## Given instruction
Go through the entries one line at a time, and gather every line that has the word "siglos".

★ ★ ★ ★ ★ ★ ★

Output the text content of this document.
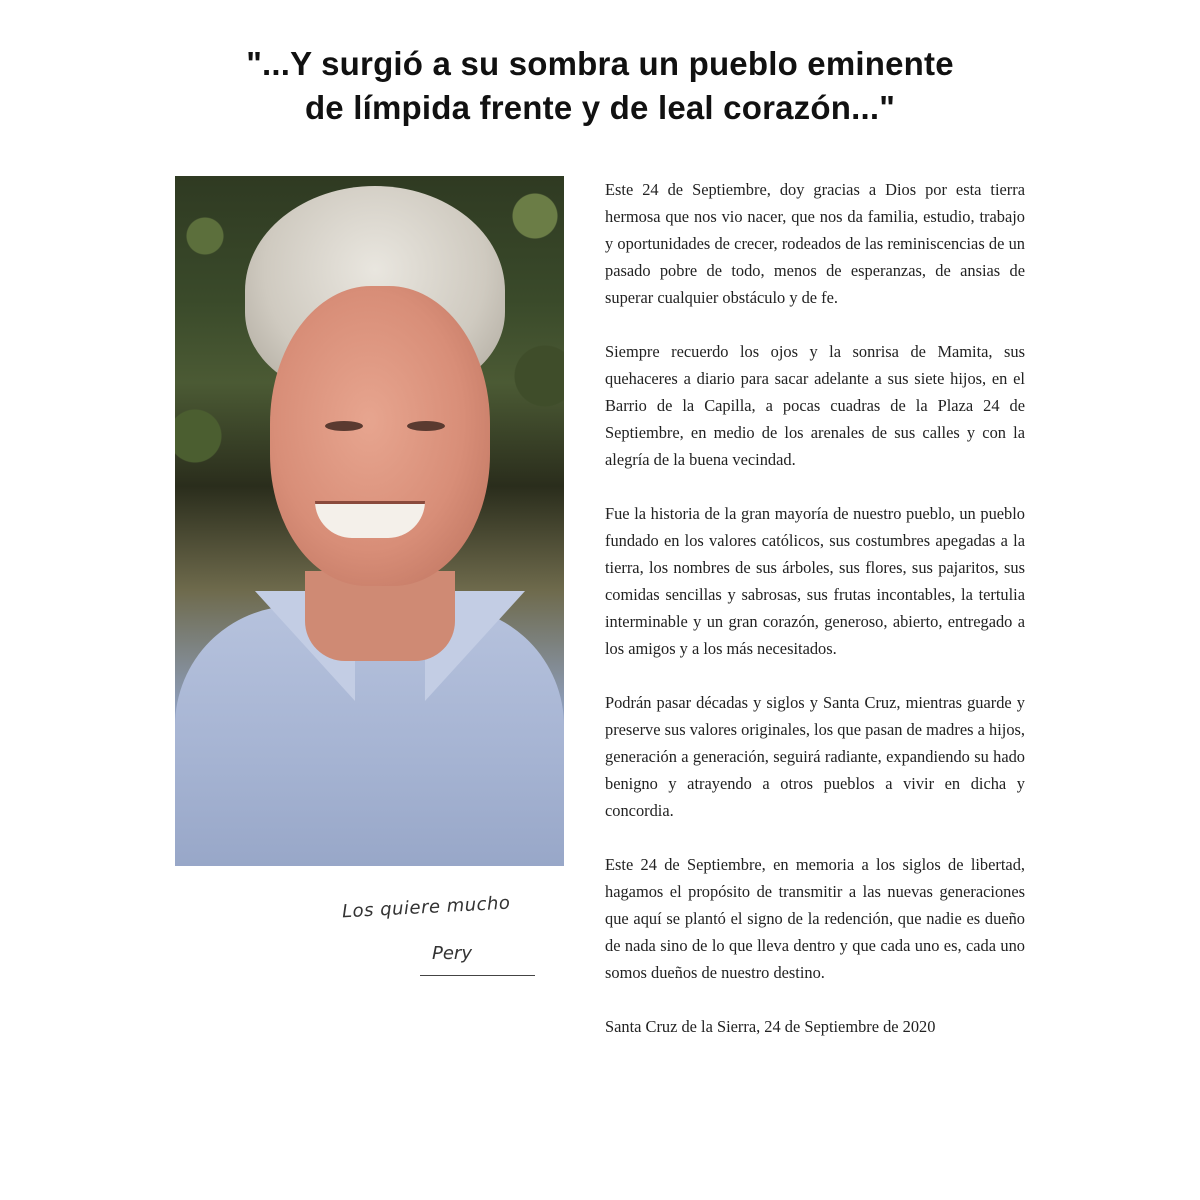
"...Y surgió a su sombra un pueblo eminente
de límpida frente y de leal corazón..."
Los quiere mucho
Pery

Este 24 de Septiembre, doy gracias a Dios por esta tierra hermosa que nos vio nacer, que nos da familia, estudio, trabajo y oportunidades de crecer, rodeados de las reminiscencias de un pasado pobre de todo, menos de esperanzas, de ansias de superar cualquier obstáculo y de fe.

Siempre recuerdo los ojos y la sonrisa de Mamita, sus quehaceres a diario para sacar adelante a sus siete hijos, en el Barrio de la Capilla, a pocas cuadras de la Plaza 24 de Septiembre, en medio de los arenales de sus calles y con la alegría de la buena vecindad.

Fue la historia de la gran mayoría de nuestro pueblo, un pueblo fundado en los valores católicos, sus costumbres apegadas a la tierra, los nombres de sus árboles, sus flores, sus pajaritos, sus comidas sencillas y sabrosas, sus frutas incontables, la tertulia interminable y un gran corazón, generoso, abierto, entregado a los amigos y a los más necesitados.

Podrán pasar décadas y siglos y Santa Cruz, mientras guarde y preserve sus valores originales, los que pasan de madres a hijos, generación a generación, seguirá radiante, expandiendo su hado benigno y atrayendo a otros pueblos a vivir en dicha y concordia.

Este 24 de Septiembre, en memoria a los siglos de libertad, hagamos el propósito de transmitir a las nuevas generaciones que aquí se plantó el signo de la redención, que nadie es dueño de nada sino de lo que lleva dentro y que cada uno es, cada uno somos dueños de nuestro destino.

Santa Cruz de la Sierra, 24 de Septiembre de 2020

★ ★ ★ ★ ★ ★ ★

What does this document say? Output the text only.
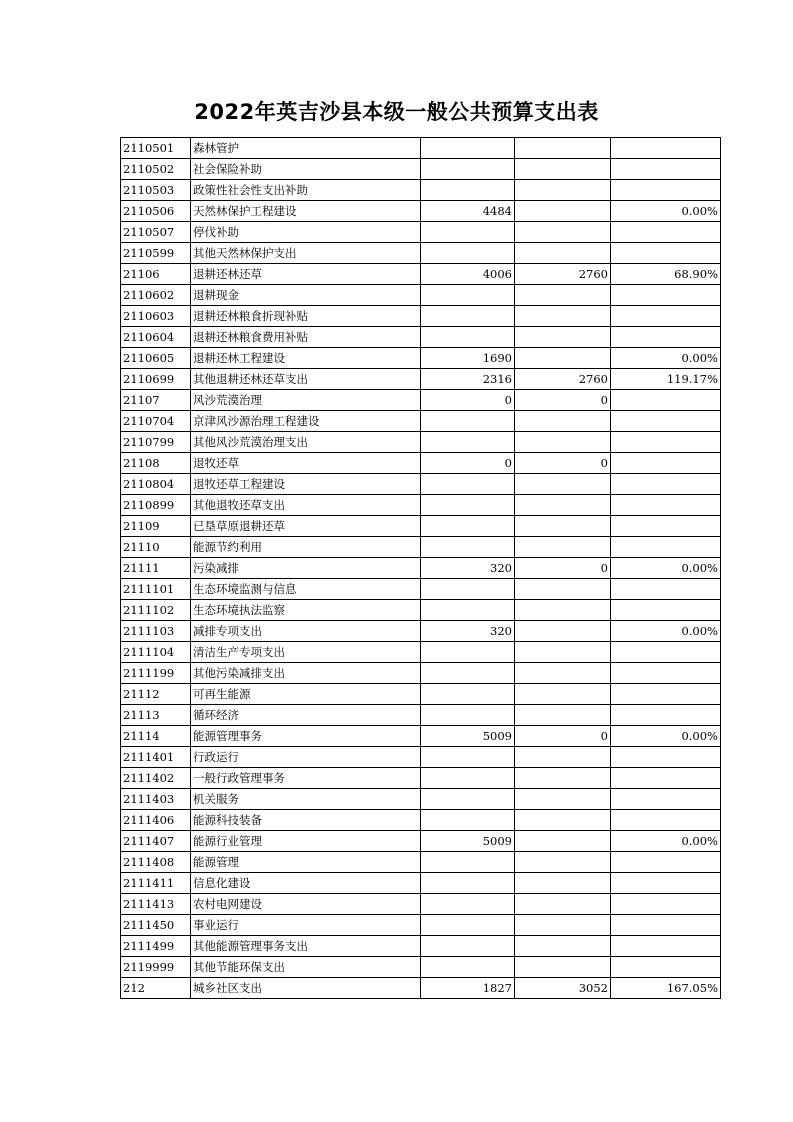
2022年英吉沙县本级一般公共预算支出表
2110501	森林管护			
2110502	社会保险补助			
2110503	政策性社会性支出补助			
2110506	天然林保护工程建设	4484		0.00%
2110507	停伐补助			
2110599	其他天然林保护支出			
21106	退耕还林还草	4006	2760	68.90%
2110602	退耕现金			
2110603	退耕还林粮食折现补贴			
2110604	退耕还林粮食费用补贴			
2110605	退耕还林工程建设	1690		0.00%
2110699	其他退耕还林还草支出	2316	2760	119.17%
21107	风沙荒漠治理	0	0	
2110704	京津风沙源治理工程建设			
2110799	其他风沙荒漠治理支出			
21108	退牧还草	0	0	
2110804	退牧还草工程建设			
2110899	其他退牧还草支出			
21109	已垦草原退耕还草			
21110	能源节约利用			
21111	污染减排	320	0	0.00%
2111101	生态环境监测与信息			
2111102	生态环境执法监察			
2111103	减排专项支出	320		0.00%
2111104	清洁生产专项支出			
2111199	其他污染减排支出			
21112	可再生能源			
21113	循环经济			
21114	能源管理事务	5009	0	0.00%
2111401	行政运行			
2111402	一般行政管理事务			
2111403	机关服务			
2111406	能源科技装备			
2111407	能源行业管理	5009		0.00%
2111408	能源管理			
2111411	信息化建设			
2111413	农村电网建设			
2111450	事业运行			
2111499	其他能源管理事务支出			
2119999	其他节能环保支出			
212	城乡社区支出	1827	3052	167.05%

★ ★ ★ ★ ★ ★ ★

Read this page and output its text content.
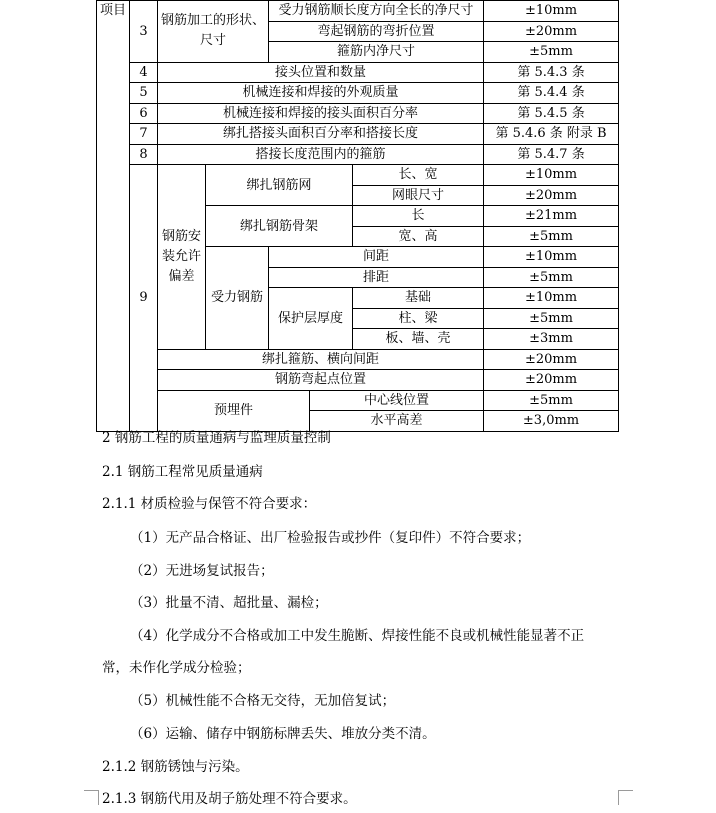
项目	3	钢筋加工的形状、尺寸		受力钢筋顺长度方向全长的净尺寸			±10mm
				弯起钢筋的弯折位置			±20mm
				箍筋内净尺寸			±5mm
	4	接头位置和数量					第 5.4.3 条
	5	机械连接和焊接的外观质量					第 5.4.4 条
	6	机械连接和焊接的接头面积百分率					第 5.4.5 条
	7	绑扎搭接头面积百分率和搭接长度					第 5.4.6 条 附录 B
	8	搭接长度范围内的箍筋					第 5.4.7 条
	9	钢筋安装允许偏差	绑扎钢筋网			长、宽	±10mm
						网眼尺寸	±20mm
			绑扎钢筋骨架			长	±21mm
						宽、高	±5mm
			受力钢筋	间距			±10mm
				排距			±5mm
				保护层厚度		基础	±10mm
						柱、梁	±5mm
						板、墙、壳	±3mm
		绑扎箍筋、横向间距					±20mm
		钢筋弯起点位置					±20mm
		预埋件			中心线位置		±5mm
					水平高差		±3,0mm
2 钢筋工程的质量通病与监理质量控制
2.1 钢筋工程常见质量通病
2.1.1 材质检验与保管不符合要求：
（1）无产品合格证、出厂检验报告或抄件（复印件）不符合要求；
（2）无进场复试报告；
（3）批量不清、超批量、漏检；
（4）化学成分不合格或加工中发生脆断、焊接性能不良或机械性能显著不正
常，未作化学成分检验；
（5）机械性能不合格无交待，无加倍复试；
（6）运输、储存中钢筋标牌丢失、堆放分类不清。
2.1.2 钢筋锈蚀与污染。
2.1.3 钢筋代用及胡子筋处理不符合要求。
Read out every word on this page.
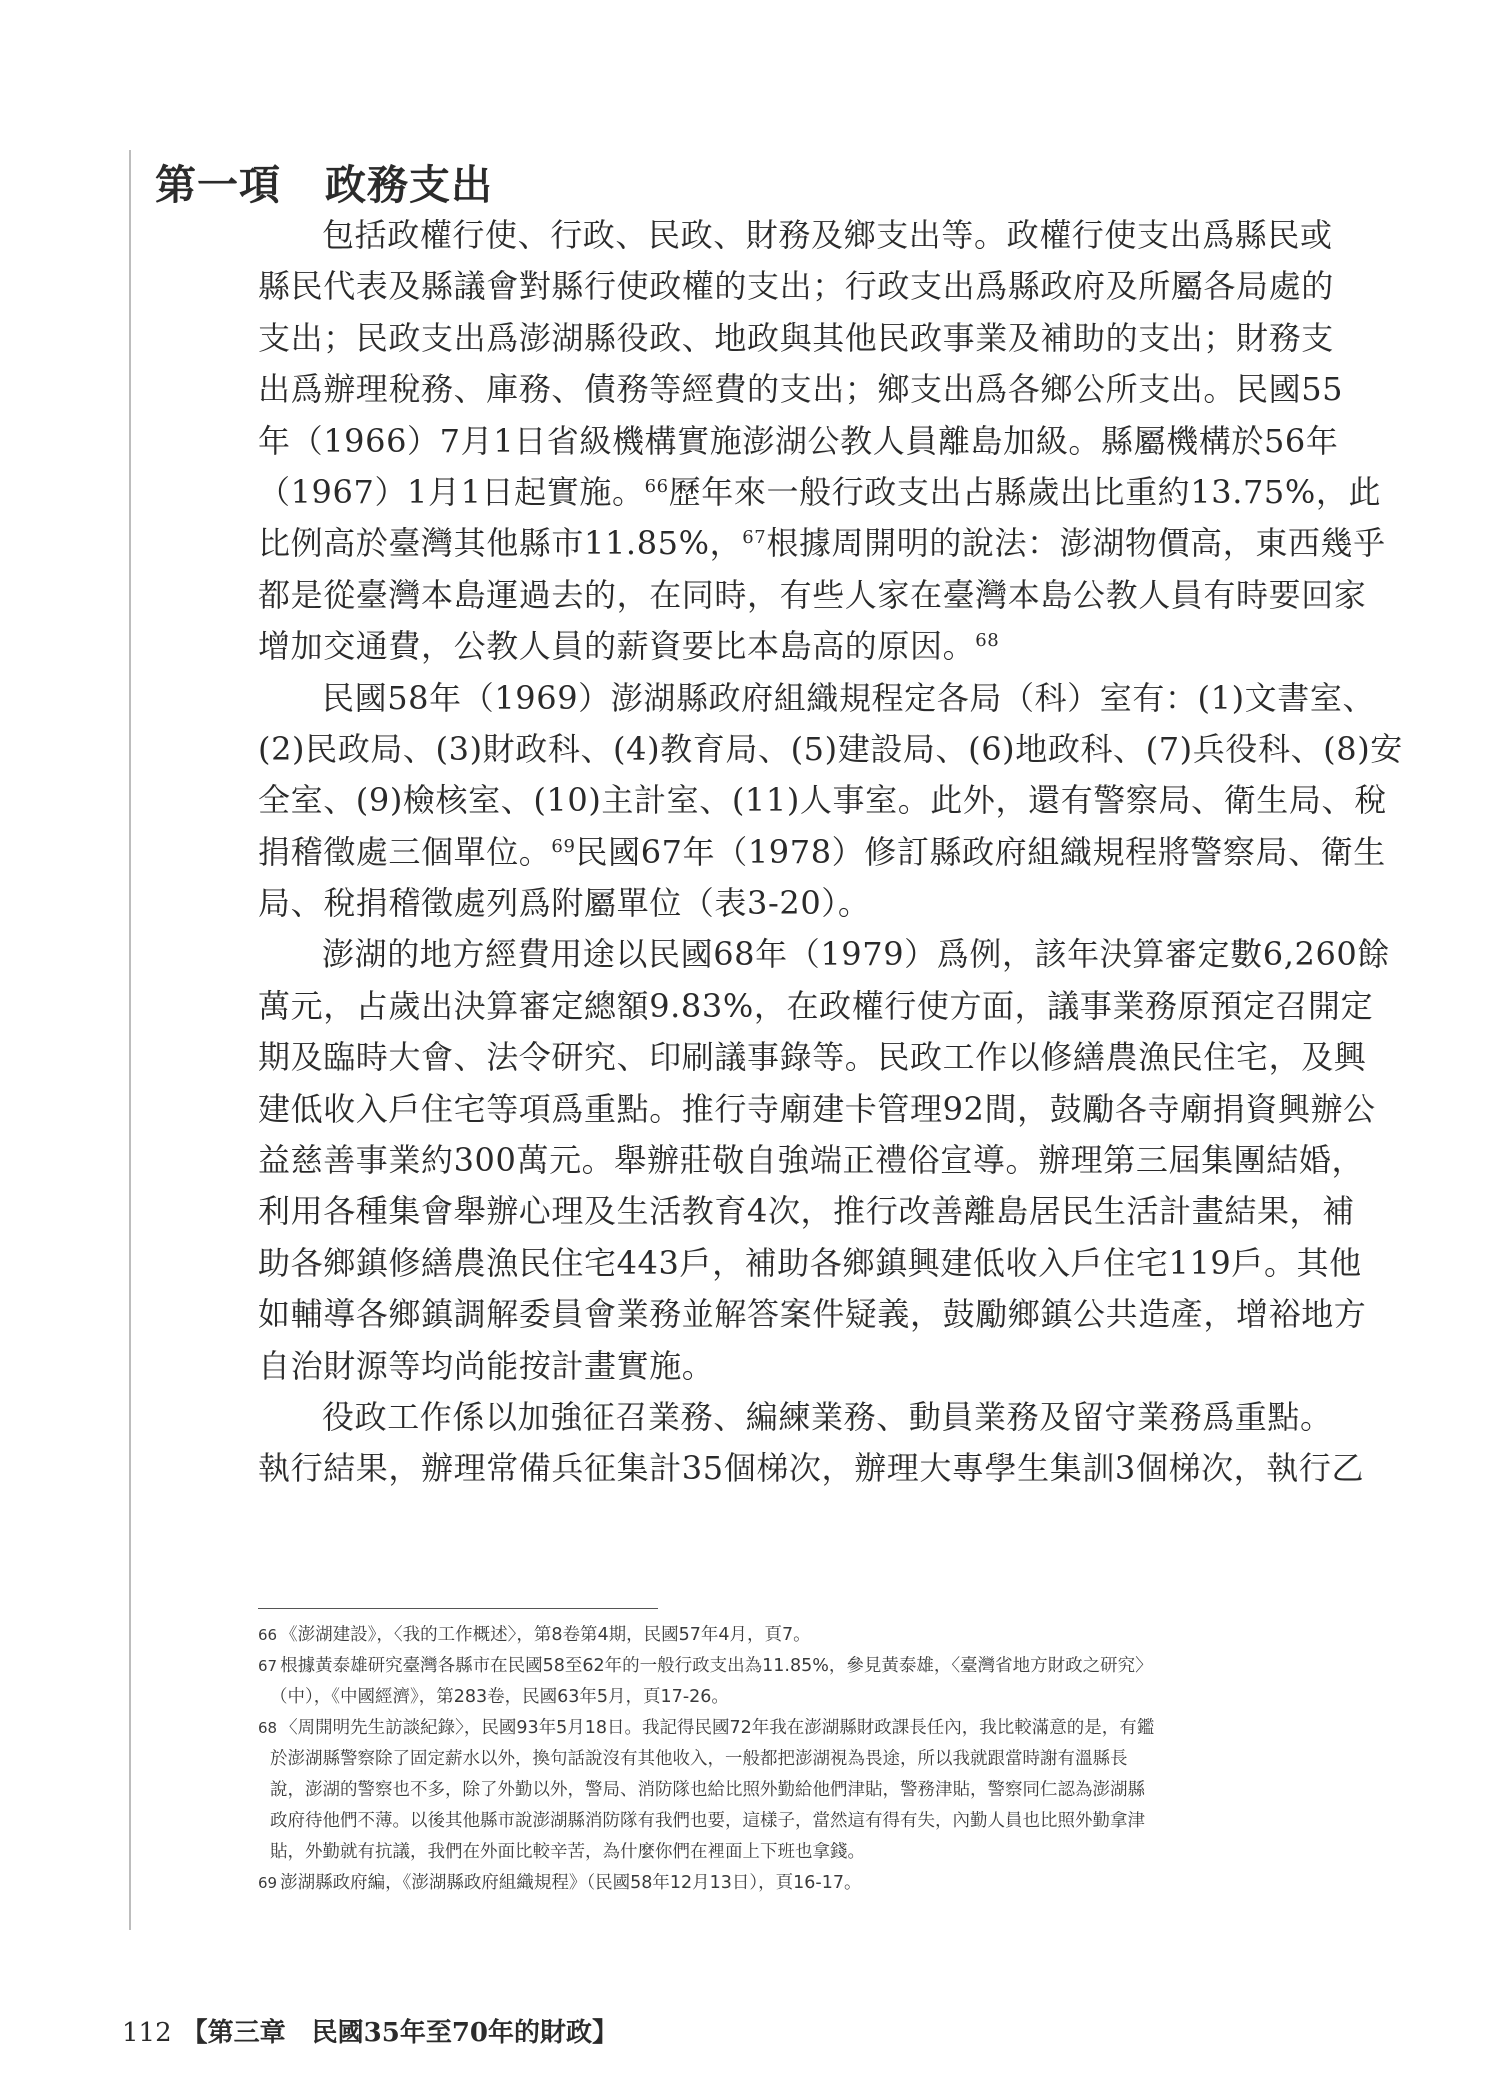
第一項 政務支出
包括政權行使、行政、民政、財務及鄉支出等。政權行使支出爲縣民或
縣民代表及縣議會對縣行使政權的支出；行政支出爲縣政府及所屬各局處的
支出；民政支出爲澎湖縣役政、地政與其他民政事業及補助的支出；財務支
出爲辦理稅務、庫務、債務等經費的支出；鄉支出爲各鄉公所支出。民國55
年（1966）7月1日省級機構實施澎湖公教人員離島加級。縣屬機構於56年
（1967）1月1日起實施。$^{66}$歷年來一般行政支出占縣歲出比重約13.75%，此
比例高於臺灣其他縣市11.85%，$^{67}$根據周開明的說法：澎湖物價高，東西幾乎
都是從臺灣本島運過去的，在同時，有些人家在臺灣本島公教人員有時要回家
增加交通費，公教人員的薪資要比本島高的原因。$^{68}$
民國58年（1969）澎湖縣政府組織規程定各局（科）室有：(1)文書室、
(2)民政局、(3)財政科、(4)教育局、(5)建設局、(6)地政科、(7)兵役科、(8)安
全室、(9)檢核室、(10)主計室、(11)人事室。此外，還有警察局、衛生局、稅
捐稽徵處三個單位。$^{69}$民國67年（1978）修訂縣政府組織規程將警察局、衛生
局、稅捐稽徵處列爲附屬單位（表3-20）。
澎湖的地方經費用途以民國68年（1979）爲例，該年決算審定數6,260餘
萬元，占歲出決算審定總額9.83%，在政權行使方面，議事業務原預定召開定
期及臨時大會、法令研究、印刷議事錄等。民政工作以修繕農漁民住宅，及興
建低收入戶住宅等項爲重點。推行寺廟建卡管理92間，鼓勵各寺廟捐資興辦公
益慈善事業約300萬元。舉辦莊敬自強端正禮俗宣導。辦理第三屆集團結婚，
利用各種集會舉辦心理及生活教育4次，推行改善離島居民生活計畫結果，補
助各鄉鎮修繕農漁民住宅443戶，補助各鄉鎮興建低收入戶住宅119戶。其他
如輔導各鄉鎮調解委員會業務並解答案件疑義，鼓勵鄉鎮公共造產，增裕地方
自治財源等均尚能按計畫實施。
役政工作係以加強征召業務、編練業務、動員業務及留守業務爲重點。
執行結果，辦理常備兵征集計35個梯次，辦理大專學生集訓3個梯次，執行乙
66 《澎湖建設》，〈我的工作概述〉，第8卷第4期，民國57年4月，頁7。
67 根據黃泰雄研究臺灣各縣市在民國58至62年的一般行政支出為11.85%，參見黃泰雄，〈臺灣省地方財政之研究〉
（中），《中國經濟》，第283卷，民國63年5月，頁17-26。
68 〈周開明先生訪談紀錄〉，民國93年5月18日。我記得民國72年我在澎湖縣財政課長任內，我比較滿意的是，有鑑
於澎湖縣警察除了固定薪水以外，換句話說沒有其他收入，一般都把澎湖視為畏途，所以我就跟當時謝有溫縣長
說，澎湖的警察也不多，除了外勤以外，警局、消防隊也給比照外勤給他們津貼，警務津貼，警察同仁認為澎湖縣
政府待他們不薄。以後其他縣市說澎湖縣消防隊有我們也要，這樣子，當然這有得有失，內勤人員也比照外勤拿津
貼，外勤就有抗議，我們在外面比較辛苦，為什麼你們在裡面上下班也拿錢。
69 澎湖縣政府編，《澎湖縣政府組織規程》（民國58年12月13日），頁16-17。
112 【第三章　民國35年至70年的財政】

★ ★ ★ ★ ★ ★ ★

## Exercise response
Podrán pasar décadas y siglos y Santa Cruz, mientras guarde y preserve sus valores originales, los que pasan de madres a hijos, generación a generación, seguirá radiante, expandiendo su hado benigno y atrayendo a otros pueblos a vivir en dicha y concordia.
Este 24 de Septiembre, en memoria a los siglos de libertad, hagamos el propósito de transmitir a las nuevas generaciones que aquí se plantó el signo de la redención, que nadie es dueño de nada sino de lo que lleva dentro y que cada uno es, cada uno somos dueños de nuestro destino.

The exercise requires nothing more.